→ Task statement:
Please show each line in the entries below that contains the string "footnote", copied in full.

--- start Stored rows ---

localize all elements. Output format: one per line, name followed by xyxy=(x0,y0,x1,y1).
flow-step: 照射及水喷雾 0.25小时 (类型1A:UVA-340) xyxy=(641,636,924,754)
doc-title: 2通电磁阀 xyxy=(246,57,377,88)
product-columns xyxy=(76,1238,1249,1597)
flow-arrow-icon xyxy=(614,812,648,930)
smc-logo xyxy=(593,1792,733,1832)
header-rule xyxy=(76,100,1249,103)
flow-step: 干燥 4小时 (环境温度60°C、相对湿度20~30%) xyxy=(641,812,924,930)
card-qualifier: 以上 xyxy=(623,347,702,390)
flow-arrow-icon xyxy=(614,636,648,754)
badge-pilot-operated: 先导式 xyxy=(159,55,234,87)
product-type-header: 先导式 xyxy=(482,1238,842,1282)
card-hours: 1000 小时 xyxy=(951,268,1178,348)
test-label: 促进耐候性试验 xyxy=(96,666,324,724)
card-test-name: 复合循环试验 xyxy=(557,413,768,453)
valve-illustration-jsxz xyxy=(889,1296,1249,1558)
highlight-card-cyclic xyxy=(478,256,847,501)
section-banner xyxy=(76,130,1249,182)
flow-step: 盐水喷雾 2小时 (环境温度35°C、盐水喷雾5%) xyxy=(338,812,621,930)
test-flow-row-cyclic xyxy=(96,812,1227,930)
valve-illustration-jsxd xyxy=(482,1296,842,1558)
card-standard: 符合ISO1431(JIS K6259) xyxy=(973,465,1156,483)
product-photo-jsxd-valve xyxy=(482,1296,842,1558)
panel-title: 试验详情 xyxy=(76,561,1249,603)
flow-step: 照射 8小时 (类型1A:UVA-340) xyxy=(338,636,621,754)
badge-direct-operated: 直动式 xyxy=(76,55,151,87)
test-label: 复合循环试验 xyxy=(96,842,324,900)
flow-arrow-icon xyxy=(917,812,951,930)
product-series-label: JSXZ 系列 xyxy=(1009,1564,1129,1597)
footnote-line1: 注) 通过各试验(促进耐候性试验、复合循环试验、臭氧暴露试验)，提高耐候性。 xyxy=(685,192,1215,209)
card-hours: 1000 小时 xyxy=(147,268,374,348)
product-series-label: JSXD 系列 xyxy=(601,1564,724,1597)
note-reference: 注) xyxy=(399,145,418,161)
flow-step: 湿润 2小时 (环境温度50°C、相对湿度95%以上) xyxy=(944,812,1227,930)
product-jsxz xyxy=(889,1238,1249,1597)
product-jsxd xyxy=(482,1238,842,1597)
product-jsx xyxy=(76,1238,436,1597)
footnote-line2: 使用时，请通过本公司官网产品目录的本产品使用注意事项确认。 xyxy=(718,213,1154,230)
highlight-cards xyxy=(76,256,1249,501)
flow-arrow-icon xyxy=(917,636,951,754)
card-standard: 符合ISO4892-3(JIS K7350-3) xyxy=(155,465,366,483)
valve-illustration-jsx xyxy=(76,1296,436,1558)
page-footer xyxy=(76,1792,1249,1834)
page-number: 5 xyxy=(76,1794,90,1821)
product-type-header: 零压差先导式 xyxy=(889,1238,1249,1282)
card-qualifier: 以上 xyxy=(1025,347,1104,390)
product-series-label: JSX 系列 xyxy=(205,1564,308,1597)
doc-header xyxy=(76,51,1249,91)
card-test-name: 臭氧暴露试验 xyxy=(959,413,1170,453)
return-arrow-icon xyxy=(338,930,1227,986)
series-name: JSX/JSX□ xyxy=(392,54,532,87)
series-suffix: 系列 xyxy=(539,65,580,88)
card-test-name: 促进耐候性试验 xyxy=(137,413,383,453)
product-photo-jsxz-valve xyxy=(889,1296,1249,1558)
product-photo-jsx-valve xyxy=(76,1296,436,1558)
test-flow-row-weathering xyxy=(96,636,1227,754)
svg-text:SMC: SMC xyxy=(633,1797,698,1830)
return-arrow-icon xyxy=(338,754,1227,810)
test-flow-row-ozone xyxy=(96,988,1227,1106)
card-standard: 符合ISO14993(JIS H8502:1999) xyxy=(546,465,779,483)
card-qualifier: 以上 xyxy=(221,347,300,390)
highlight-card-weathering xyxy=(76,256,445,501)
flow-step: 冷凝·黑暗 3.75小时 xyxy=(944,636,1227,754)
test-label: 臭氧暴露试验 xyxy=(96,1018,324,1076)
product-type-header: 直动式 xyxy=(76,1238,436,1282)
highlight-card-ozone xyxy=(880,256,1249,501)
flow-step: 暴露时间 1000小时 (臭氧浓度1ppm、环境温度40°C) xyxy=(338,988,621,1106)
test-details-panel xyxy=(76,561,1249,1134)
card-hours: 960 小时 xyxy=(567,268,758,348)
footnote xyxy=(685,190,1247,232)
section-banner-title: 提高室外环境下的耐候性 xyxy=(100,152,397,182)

--- end Stored rows ---

→ Problem solution:
footnote-line1: 注) 通过各试验(促进耐候性试验、复合循环试验、臭氧暴露试验)，提高耐候性。 xyxy=(685,192,1215,209)
footnote-line2: 使用时，请通过本公司官网产品目录的本产品使用注意事项确认。 xyxy=(718,213,1154,230)
footnote xyxy=(685,190,1247,232)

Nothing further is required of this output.